- [Do this] Exactly reproduce all the records, keeping pictures out of the copy.

(Stored dataset items)
----
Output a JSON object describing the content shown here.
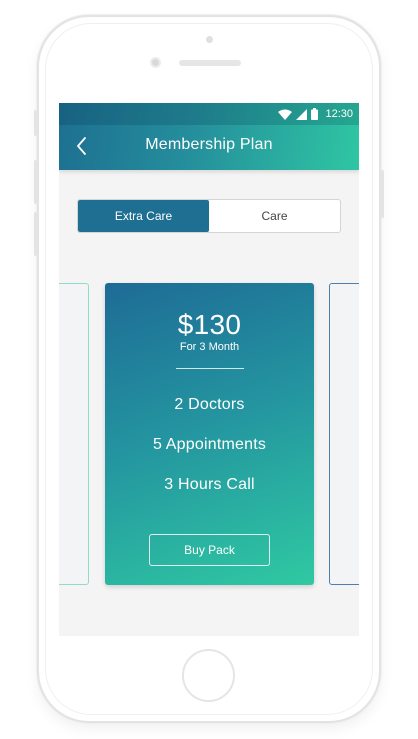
{
  "status_bar": {
    "time": "12:30",
    "icons": [
      "wifi-icon",
      "signal-icon",
      "battery-icon"
    ]
  },
  "header": {
    "title": "Membership Plan",
    "back_icon": "chevron-left-icon"
  },
  "tabs": [
    {
      "label": "Extra Care",
      "selected": true
    },
    {
      "label": "Care",
      "selected": false
    }
  ],
  "plan": {
    "price": "$130",
    "period": "For 3 Month",
    "features": [
      "2 Doctors",
      "5 Appointments",
      "3 Hours Call"
    ],
    "cta_label": "Buy Pack"
  },
  "colors": {
    "gradient_start": "#1e6b96",
    "gradient_end": "#2fc9a2",
    "accent": "#1f6f93",
    "background": "#f4f4f5"
  }
}
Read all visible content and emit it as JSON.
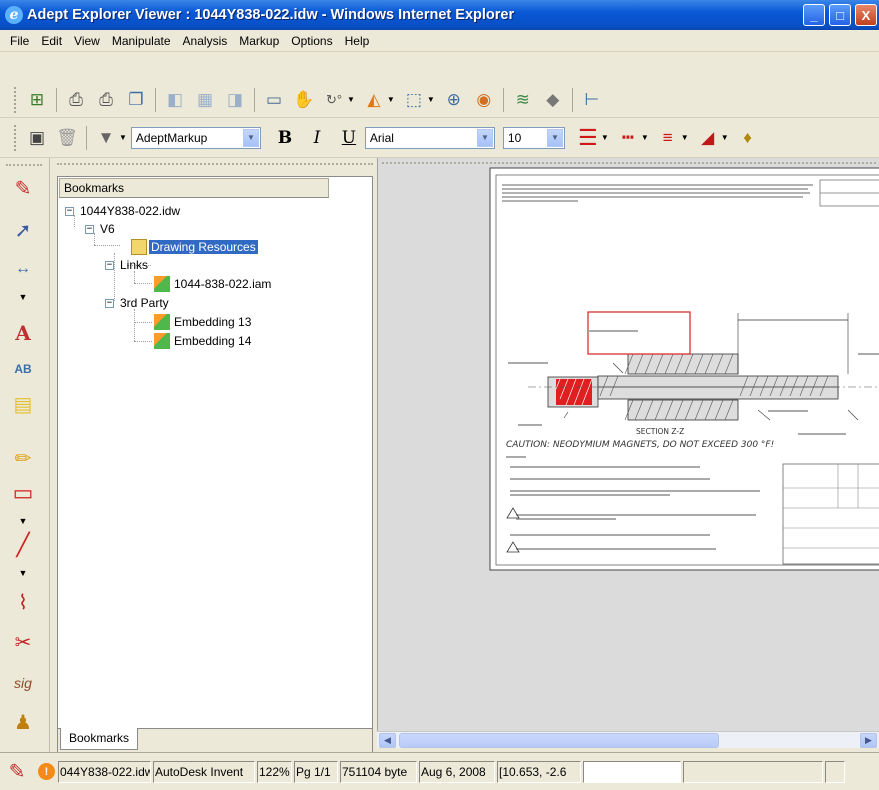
----
- [In response]
Output a JSON object describing the content shown here.
{
  "status_bar": {
    "time": "12:30",
    "icons": [
      "wifi-icon",
      "signal-icon",
      "battery-icon"
    ]
  },
  "header": {
    "title": "Membership Plan",
    "back_icon": "chevron-left-icon"
  },
  "tabs": [
    {
      "label": "Extra Care",
      "selected": true
    },
    {
      "label": "Care",
      "selected": false
    }
  ],
  "plan": {
    "price": "$130",
    "period": "For 3 Month",
    "features": [
      "2 Doctors",
      "5 Appointments",
      "3 Hours Call"
    ],
    "cta_label": "Buy Pack"
  },
  "colors": {
    "gradient_start": "#1e6b96",
    "gradient_end": "#2fc9a2",
    "accent": "#1f6f93",
    "background": "#f4f4f5"
  }
}
Read all visible content and emit it as JSON.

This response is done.